Request ▸ Can you copy out the data exactly? Leave the images out.

Excerpted data ▸
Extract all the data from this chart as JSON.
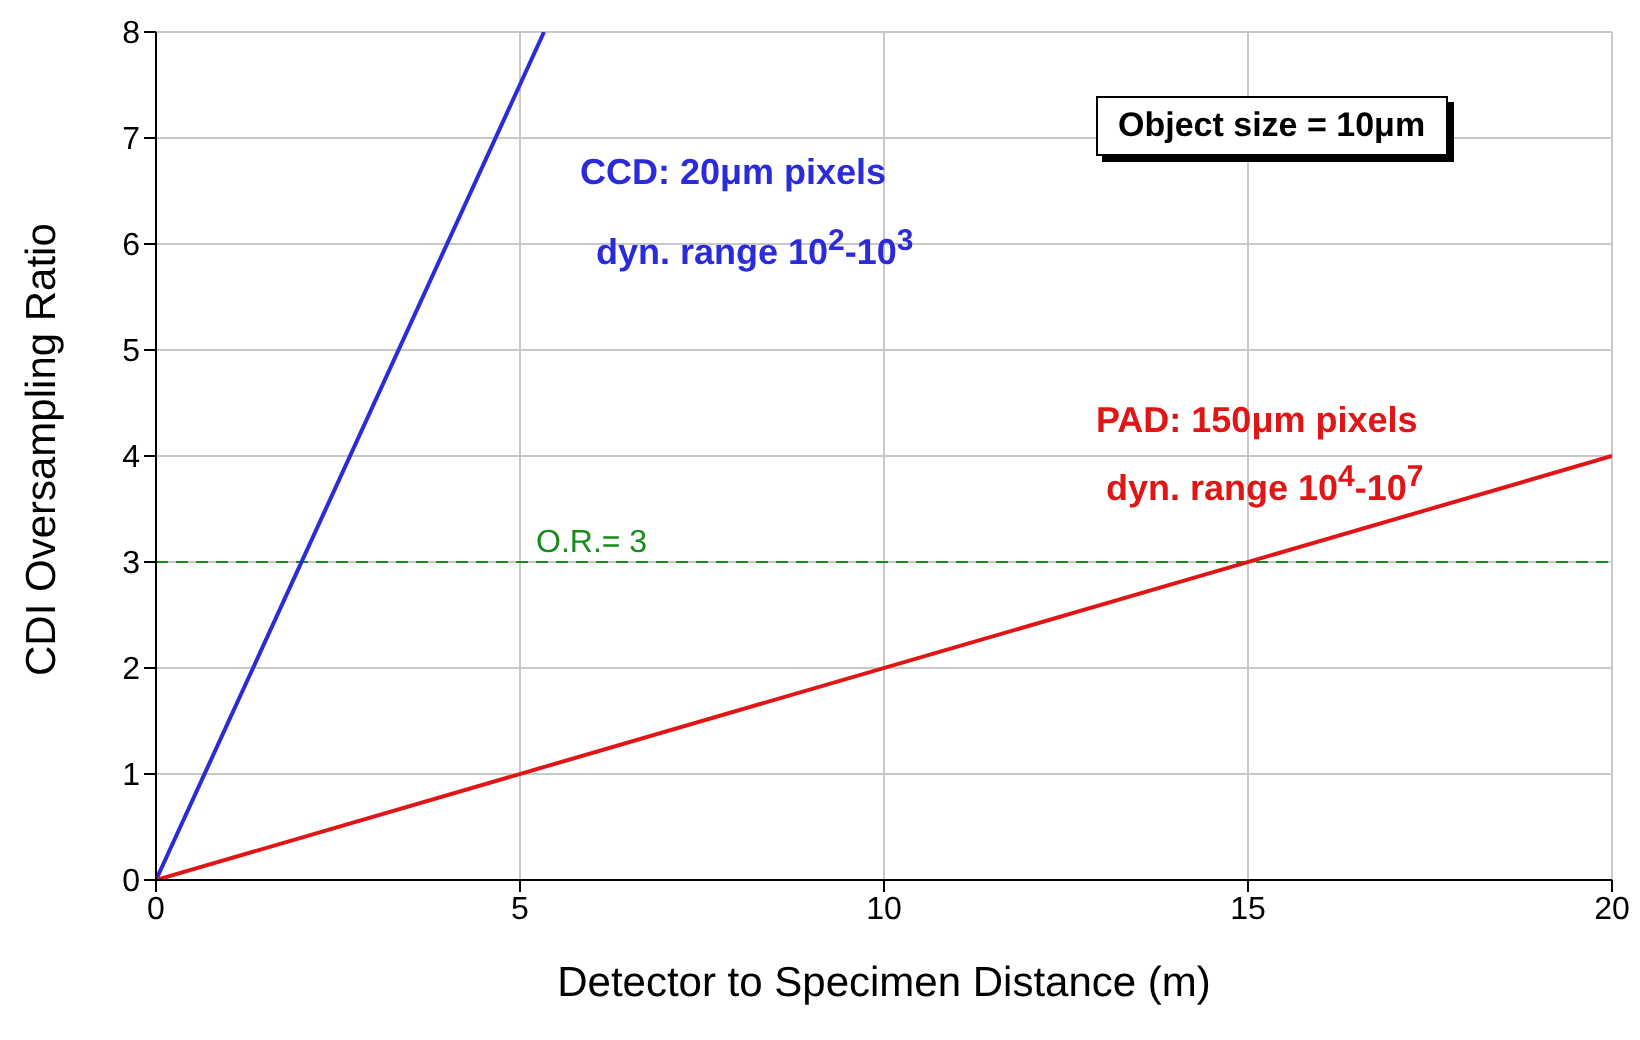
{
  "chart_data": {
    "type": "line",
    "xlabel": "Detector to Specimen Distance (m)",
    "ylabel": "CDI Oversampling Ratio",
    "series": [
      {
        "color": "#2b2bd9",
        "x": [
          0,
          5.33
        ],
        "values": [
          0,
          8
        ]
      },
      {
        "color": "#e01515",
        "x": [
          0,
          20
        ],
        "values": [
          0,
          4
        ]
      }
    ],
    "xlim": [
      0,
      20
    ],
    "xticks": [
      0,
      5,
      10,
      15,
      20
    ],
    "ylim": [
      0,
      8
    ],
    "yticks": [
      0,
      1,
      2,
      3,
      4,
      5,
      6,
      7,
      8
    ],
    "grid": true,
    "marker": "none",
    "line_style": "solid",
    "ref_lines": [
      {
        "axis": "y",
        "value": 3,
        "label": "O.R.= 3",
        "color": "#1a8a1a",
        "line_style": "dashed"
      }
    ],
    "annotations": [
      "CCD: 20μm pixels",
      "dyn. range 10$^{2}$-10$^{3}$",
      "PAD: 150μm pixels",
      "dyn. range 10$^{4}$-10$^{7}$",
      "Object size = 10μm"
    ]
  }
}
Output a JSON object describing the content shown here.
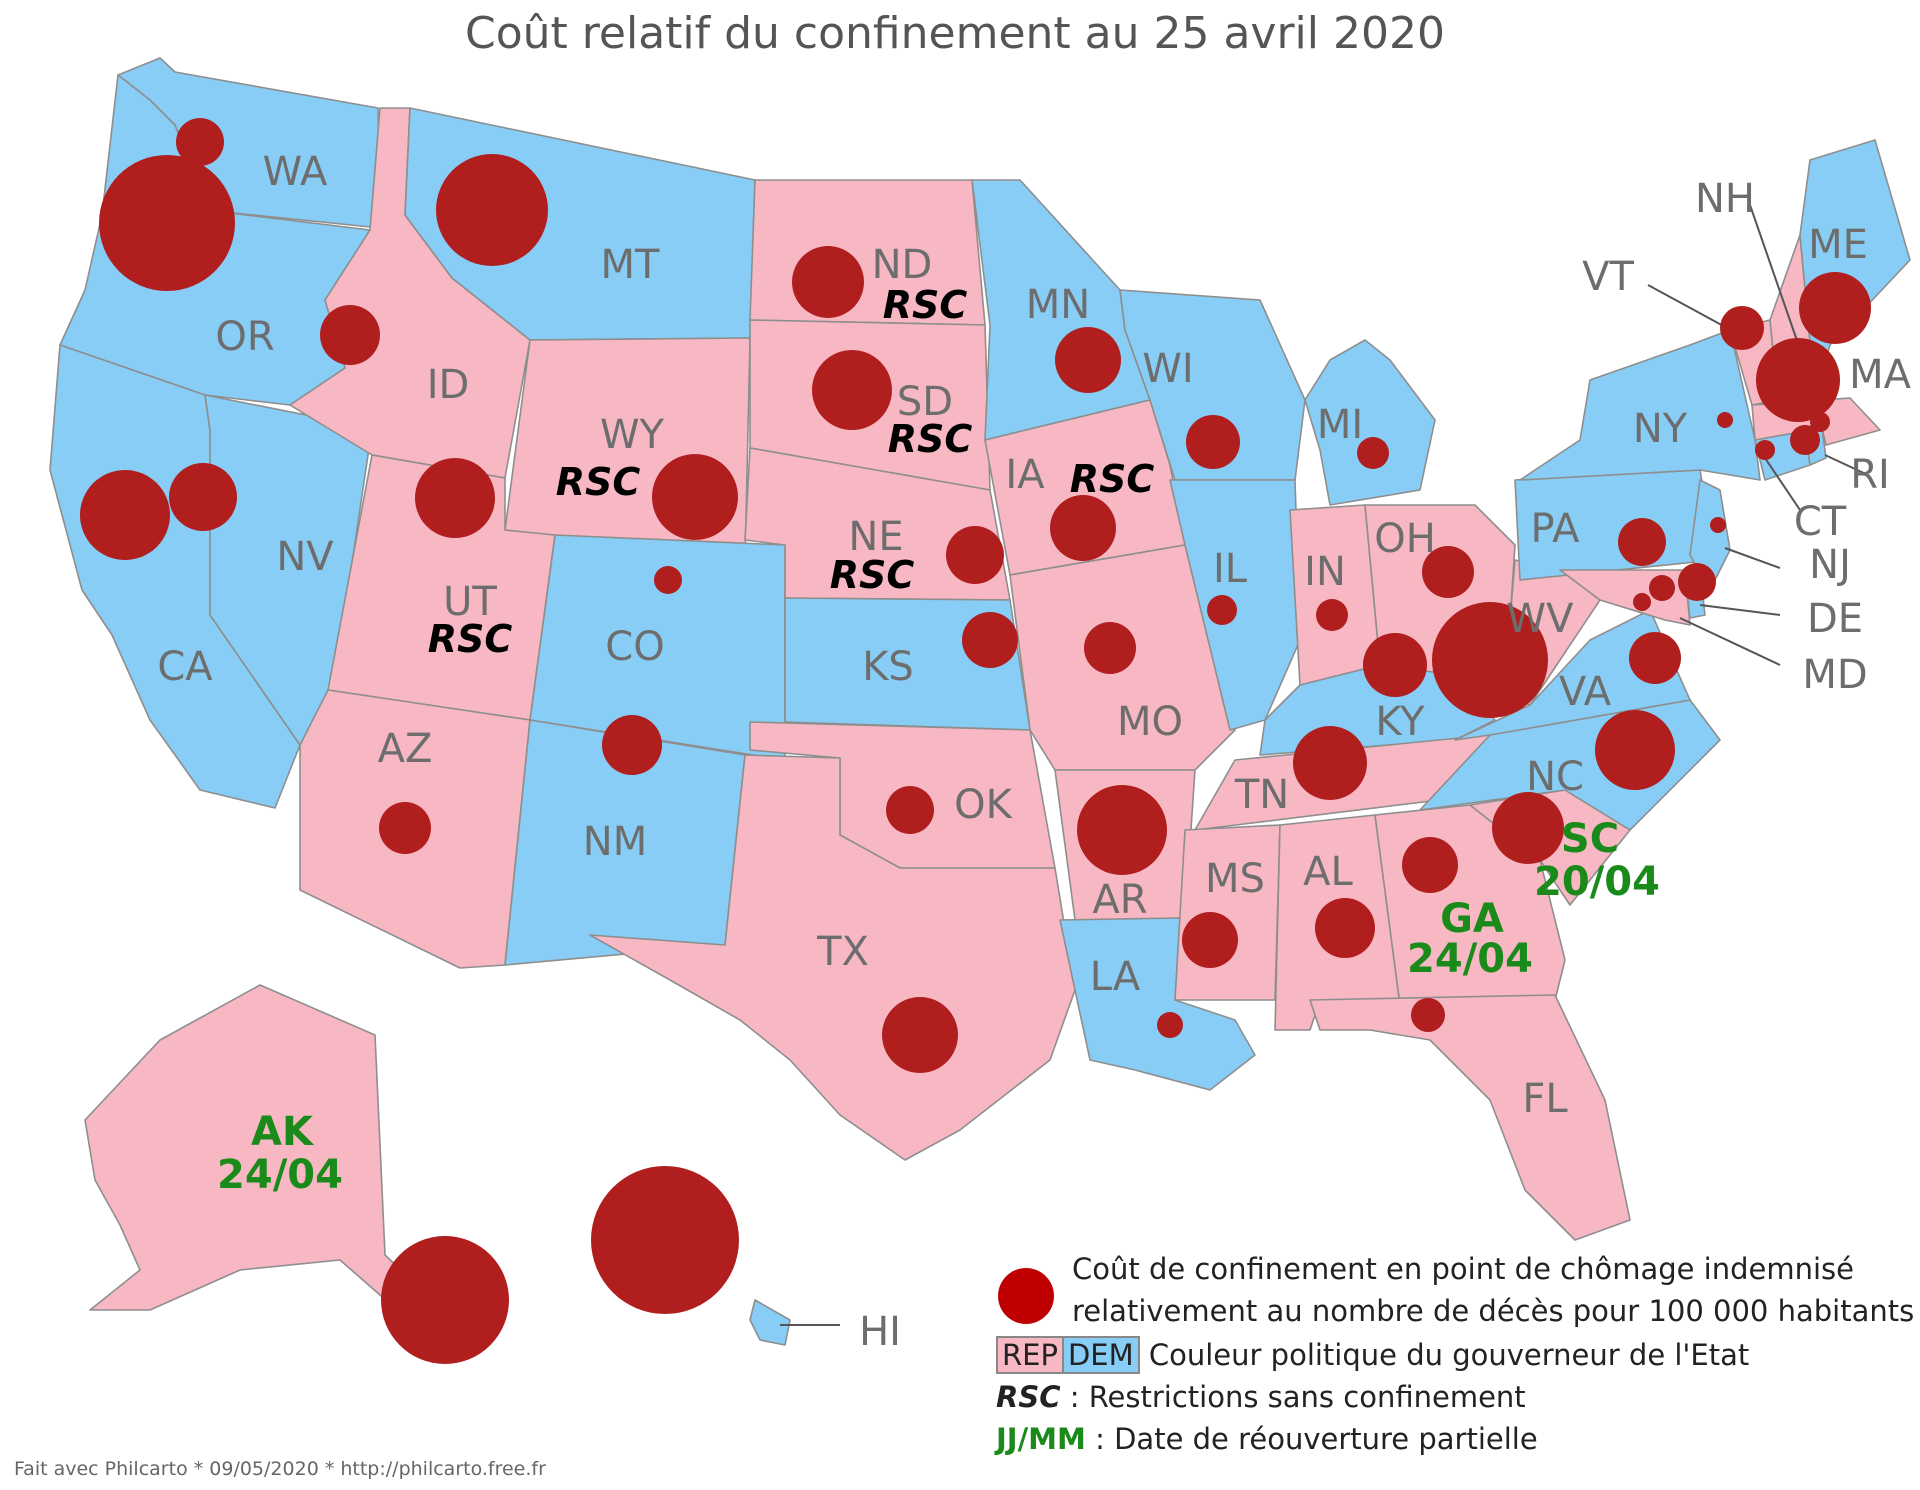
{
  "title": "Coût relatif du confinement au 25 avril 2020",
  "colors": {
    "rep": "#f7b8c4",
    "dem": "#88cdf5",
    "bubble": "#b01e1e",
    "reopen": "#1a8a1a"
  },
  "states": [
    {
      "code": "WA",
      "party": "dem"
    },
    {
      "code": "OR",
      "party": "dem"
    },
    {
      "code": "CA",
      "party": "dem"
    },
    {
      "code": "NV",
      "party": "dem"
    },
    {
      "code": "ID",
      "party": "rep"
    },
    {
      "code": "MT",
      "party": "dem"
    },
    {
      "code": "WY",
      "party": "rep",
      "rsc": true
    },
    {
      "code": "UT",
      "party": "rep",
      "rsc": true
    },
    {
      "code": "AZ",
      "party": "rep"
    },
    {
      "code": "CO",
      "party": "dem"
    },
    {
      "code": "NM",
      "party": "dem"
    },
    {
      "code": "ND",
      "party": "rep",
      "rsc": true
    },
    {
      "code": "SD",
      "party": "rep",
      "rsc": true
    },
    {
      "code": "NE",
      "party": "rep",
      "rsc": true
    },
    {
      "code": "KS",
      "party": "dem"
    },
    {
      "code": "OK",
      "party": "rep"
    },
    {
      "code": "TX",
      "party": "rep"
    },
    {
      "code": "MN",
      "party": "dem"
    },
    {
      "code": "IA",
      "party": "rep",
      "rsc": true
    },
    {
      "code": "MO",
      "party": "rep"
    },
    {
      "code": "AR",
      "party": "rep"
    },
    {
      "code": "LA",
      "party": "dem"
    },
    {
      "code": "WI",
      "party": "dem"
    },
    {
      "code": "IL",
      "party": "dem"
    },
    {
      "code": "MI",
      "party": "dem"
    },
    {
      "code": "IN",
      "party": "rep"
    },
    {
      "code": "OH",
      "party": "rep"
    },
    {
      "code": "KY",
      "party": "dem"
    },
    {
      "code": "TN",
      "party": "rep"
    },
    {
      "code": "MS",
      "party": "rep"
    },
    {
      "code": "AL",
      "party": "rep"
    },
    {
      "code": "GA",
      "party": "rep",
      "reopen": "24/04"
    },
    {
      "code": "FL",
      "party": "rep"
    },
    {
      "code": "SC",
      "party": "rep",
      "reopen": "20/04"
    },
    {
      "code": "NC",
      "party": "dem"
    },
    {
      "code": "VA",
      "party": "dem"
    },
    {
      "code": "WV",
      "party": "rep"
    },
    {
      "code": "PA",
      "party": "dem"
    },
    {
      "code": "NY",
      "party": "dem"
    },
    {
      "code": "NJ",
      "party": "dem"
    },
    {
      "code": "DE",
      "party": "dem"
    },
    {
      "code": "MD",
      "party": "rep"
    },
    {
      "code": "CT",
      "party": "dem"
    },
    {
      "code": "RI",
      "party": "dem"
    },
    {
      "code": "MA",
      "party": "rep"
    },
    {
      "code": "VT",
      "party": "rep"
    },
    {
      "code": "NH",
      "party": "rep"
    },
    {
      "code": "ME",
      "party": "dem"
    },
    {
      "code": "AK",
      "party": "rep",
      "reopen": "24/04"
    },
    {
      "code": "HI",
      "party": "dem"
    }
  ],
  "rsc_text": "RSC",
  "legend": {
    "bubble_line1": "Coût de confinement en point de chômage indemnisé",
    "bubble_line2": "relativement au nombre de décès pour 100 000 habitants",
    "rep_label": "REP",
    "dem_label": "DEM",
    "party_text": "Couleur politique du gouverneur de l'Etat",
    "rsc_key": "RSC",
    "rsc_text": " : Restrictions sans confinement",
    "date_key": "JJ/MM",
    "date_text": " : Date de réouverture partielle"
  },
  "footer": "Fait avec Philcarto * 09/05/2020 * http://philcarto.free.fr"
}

Response below ▸
Extract all the data from this chart as JSON.
{
  "chart_data": {
    "type": "line",
    "xlabel": "Detector to Specimen Distance (m)",
    "ylabel": "CDI Oversampling Ratio",
    "series": [
      {
        "color": "#2b2bd9",
        "x": [
          0,
          5.33
        ],
        "values": [
          0,
          8
        ]
      },
      {
        "color": "#e01515",
        "x": [
          0,
          20
        ],
        "values": [
          0,
          4
        ]
      }
    ],
    "xlim": [
      0,
      20
    ],
    "xticks": [
      0,
      5,
      10,
      15,
      20
    ],
    "ylim": [
      0,
      8
    ],
    "yticks": [
      0,
      1,
      2,
      3,
      4,
      5,
      6,
      7,
      8
    ],
    "grid": true,
    "marker": "none",
    "line_style": "solid",
    "ref_lines": [
      {
        "axis": "y",
        "value": 3,
        "label": "O.R.= 3",
        "color": "#1a8a1a",
        "line_style": "dashed"
      }
    ],
    "annotations": [
      "CCD: 20μm pixels",
      "dyn. range 10$^{2}$-10$^{3}$",
      "PAD: 150μm pixels",
      "dyn. range 10$^{4}$-10$^{7}$",
      "Object size = 10μm"
    ]
  }
}
Output a JSON object describing the content shown here.
{
  "title": "Coût relatif du confinement au 25 avril 2020",
  "colors": {
    "rep": "#f7b8c4",
    "dem": "#88cdf5",
    "bubble": "#b01e1e",
    "reopen": "#1a8a1a"
  },
  "states": [
    {
      "code": "WA",
      "party": "dem"
    },
    {
      "code": "OR",
      "party": "dem"
    },
    {
      "code": "CA",
      "party": "dem"
    },
    {
      "code": "NV",
      "party": "dem"
    },
    {
      "code": "ID",
      "party": "rep"
    },
    {
      "code": "MT",
      "party": "dem"
    },
    {
      "code": "WY",
      "party": "rep",
      "rsc": true
    },
    {
      "code": "UT",
      "party": "rep",
      "rsc": true
    },
    {
      "code": "AZ",
      "party": "rep"
    },
    {
      "code": "CO",
      "party": "dem"
    },
    {
      "code": "NM",
      "party": "dem"
    },
    {
      "code": "ND",
      "party": "rep",
      "rsc": true
    },
    {
      "code": "SD",
      "party": "rep",
      "rsc": true
    },
    {
      "code": "NE",
      "party": "rep",
      "rsc": true
    },
    {
      "code": "KS",
      "party": "dem"
    },
    {
      "code": "OK",
      "party": "rep"
    },
    {
      "code": "TX",
      "party": "rep"
    },
    {
      "code": "MN",
      "party": "dem"
    },
    {
      "code": "IA",
      "party": "rep",
      "rsc": true
    },
    {
      "code": "MO",
      "party": "rep"
    },
    {
      "code": "AR",
      "party": "rep"
    },
    {
      "code": "LA",
      "party": "dem"
    },
    {
      "code": "WI",
      "party": "dem"
    },
    {
      "code": "IL",
      "party": "dem"
    },
    {
      "code": "MI",
      "party": "dem"
    },
    {
      "code": "IN",
      "party": "rep"
    },
    {
      "code": "OH",
      "party": "rep"
    },
    {
      "code": "KY",
      "party": "dem"
    },
    {
      "code": "TN",
      "party": "rep"
    },
    {
      "code": "MS",
      "party": "rep"
    },
    {
      "code": "AL",
      "party": "rep"
    },
    {
      "code": "GA",
      "party": "rep",
      "reopen": "24/04"
    },
    {
      "code": "FL",
      "party": "rep"
    },
    {
      "code": "SC",
      "party": "rep",
      "reopen": "20/04"
    },
    {
      "code": "NC",
      "party": "dem"
    },
    {
      "code": "VA",
      "party": "dem"
    },
    {
      "code": "WV",
      "party": "rep"
    },
    {
      "code": "PA",
      "party": "dem"
    },
    {
      "code": "NY",
      "party": "dem"
    },
    {
      "code": "NJ",
      "party": "dem"
    },
    {
      "code": "DE",
      "party": "dem"
    },
    {
      "code": "MD",
      "party": "rep"
    },
    {
      "code": "CT",
      "party": "dem"
    },
    {
      "code": "RI",
      "party": "dem"
    },
    {
      "code": "MA",
      "party": "rep"
    },
    {
      "code": "VT",
      "party": "rep"
    },
    {
      "code": "NH",
      "party": "rep"
    },
    {
      "code": "ME",
      "party": "dem"
    },
    {
      "code": "AK",
      "party": "rep",
      "reopen": "24/04"
    },
    {
      "code": "HI",
      "party": "dem"
    }
  ],
  "rsc_text": "RSC",
  "legend": {
    "bubble_line1": "Coût de confinement en point de chômage indemnisé",
    "bubble_line2": "relativement au nombre de décès pour 100 000 habitants",
    "rep_label": "REP",
    "dem_label": "DEM",
    "party_text": "Couleur politique du gouverneur de l'Etat",
    "rsc_key": "RSC",
    "rsc_text": " : Restrictions sans confinement",
    "date_key": "JJ/MM",
    "date_text": " : Date de réouverture partielle"
  },
  "footer": "Fait avec Philcarto * 09/05/2020 * http://philcarto.free.fr"
}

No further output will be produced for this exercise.